▸ **What is asked**: Will you print the material below without altering a single character?

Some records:
::::::::::
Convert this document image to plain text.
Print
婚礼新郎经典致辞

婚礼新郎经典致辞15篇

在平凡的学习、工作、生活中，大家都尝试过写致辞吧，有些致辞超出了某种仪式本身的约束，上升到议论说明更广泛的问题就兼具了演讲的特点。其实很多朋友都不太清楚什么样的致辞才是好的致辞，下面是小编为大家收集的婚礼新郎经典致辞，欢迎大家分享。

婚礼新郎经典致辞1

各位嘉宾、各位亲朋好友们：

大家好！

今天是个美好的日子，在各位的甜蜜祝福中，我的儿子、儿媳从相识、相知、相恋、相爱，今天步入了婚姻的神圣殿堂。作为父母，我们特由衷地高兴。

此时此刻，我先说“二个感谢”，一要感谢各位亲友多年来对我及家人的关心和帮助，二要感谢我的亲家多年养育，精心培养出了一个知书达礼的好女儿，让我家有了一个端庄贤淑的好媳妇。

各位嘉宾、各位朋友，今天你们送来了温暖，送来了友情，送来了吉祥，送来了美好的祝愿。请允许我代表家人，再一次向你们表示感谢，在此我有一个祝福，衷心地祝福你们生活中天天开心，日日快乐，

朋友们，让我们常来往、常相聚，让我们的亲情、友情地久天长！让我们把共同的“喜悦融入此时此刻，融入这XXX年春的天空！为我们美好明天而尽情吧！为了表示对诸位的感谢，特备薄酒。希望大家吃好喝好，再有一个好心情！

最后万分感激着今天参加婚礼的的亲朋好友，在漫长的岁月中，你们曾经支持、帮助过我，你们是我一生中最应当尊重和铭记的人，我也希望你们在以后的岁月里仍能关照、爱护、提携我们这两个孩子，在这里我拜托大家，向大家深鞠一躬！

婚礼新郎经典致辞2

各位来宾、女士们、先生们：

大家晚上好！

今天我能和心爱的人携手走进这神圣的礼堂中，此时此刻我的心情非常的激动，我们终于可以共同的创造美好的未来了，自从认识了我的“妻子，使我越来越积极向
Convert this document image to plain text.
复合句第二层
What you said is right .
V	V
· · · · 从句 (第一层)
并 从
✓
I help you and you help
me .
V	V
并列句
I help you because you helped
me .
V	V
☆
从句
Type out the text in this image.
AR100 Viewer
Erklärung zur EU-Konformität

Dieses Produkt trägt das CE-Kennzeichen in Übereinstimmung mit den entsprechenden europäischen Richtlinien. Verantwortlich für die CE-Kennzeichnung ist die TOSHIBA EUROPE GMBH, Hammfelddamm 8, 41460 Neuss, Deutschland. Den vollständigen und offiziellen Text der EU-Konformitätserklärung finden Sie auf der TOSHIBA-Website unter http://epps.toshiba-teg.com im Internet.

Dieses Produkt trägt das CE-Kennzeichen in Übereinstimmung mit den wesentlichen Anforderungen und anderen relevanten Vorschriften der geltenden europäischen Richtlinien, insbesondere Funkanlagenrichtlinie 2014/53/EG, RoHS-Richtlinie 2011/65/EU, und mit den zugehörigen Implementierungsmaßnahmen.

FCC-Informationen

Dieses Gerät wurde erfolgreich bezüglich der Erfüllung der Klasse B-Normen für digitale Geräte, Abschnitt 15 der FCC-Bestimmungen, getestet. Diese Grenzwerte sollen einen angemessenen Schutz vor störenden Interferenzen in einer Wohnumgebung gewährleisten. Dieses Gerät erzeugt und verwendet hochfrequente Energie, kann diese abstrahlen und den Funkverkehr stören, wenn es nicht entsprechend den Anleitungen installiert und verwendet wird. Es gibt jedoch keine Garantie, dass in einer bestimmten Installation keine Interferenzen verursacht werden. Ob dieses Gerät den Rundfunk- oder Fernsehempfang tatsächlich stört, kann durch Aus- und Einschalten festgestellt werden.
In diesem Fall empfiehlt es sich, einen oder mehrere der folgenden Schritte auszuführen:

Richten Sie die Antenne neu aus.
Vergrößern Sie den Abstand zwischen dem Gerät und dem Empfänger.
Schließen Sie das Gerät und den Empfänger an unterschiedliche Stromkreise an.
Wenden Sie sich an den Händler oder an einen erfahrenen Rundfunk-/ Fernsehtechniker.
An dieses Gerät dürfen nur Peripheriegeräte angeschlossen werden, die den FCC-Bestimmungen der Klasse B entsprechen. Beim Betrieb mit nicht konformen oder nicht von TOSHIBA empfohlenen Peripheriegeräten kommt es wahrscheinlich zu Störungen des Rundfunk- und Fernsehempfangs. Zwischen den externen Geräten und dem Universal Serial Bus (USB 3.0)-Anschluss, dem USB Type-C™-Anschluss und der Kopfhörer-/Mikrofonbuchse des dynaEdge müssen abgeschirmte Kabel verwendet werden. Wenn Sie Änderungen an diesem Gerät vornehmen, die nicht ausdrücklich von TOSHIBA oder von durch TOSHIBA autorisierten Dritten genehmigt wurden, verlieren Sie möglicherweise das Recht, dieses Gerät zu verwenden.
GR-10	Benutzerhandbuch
::::::::::
▸ **Full output**:
Convert this document image to plain text.
Print
婚礼新郎经典致辞

婚礼新郎经典致辞15篇

在平凡的学习、工作、生活中，大家都尝试过写致辞吧，有些致辞超出了某种仪式本身的约束，上升到议论说明更广泛的问题就兼具了演讲的特点。其实很多朋友都不太清楚什么样的致辞才是好的致辞，下面是小编为大家收集的婚礼新郎经典致辞，欢迎大家分享。

婚礼新郎经典致辞1

各位嘉宾、各位亲朋好友们：

大家好！

今天是个美好的日子，在各位的甜蜜祝福中，我的儿子、儿媳从相识、相知、相恋、相爱，今天步入了婚姻的神圣殿堂。作为父母，我们特由衷地高兴。

此时此刻，我先说“二个感谢”，一要感谢各位亲友多年来对我及家人的关心和帮助，二要感谢我的亲家多年养育，精心培养出了一个知书达礼的好女儿，让我家有了一个端庄贤淑的好媳妇。

各位嘉宾、各位朋友，今天你们送来了温暖，送来了友情，送来了吉祥，送来了美好的祝愿。请允许我代表家人，再一次向你们表示感谢，在此我有一个祝福，衷心地祝福你们生活中天天开心，日日快乐，

朋友们，让我们常来往、常相聚，让我们的亲情、友情地久天长！让我们把共同的“喜悦融入此时此刻，融入这XXX年春的天空！为我们美好明天而尽情吧！为了表示对诸位的感谢，特备薄酒。希望大家吃好喝好，再有一个好心情！

最后万分感激着今天参加婚礼的的亲朋好友，在漫长的岁月中，你们曾经支持、帮助过我，你们是我一生中最应当尊重和铭记的人，我也希望你们在以后的岁月里仍能关照、爱护、提携我们这两个孩子，在这里我拜托大家，向大家深鞠一躬！

婚礼新郎经典致辞2

各位来宾、女士们、先生们：

大家晚上好！

今天我能和心爱的人携手走进这神圣的礼堂中，此时此刻我的心情非常的激动，我们终于可以共同的创造美好的未来了，自从认识了我的“妻子，使我越来越积极向
Convert this document image to plain text.
复合句第二层
What you said is right .
V	V
· · · · 从句 (第一层)
并 从
✓
I help you and you help
me .
V	V
并列句
I help you because you helped
me .
V	V
☆
从句
Type out the text in this image.
AR100 Viewer
Erklärung zur EU-Konformität

Dieses Produkt trägt das CE-Kennzeichen in Übereinstimmung mit den entsprechenden europäischen Richtlinien. Verantwortlich für die CE-Kennzeichnung ist die TOSHIBA EUROPE GMBH, Hammfelddamm 8, 41460 Neuss, Deutschland. Den vollständigen und offiziellen Text der EU-Konformitätserklärung finden Sie auf der TOSHIBA-Website unter http://epps.toshiba-teg.com im Internet.

Dieses Produkt trägt das CE-Kennzeichen in Übereinstimmung mit den wesentlichen Anforderungen und anderen relevanten Vorschriften der geltenden europäischen Richtlinien, insbesondere Funkanlagenrichtlinie 2014/53/EG, RoHS-Richtlinie 2011/65/EU, und mit den zugehörigen Implementierungsmaßnahmen.

FCC-Informationen

Dieses Gerät wurde erfolgreich bezüglich der Erfüllung der Klasse B-Normen für digitale Geräte, Abschnitt 15 der FCC-Bestimmungen, getestet. Diese Grenzwerte sollen einen angemessenen Schutz vor störenden Interferenzen in einer Wohnumgebung gewährleisten. Dieses Gerät erzeugt und verwendet hochfrequente Energie, kann diese abstrahlen und den Funkverkehr stören, wenn es nicht entsprechend den Anleitungen installiert und verwendet wird. Es gibt jedoch keine Garantie, dass in einer bestimmten Installation keine Interferenzen verursacht werden. Ob dieses Gerät den Rundfunk- oder Fernsehempfang tatsächlich stört, kann durch Aus- und Einschalten festgestellt werden.
In diesem Fall empfiehlt es sich, einen oder mehrere der folgenden Schritte auszuführen:

Richten Sie die Antenne neu aus.
Vergrößern Sie den Abstand zwischen dem Gerät und dem Empfänger.
Schließen Sie das Gerät und den Empfänger an unterschiedliche Stromkreise an.
Wenden Sie sich an den Händler oder an einen erfahrenen Rundfunk-/ Fernsehtechniker.
An dieses Gerät dürfen nur Peripheriegeräte angeschlossen werden, die den FCC-Bestimmungen der Klasse B entsprechen. Beim Betrieb mit nicht konformen oder nicht von TOSHIBA empfohlenen Peripheriegeräten kommt es wahrscheinlich zu Störungen des Rundfunk- und Fernsehempfangs. Zwischen den externen Geräten und dem Universal Serial Bus (USB 3.0)-Anschluss, dem USB Type-C™-Anschluss und der Kopfhörer-/Mikrofonbuchse des dynaEdge müssen abgeschirmte Kabel verwendet werden. Wenn Sie Änderungen an diesem Gerät vornehmen, die nicht ausdrücklich von TOSHIBA oder von durch TOSHIBA autorisierten Dritten genehmigt wurden, verlieren Sie möglicherweise das Recht, dieses Gerät zu verwenden.
GR-10	Benutzerhandbuch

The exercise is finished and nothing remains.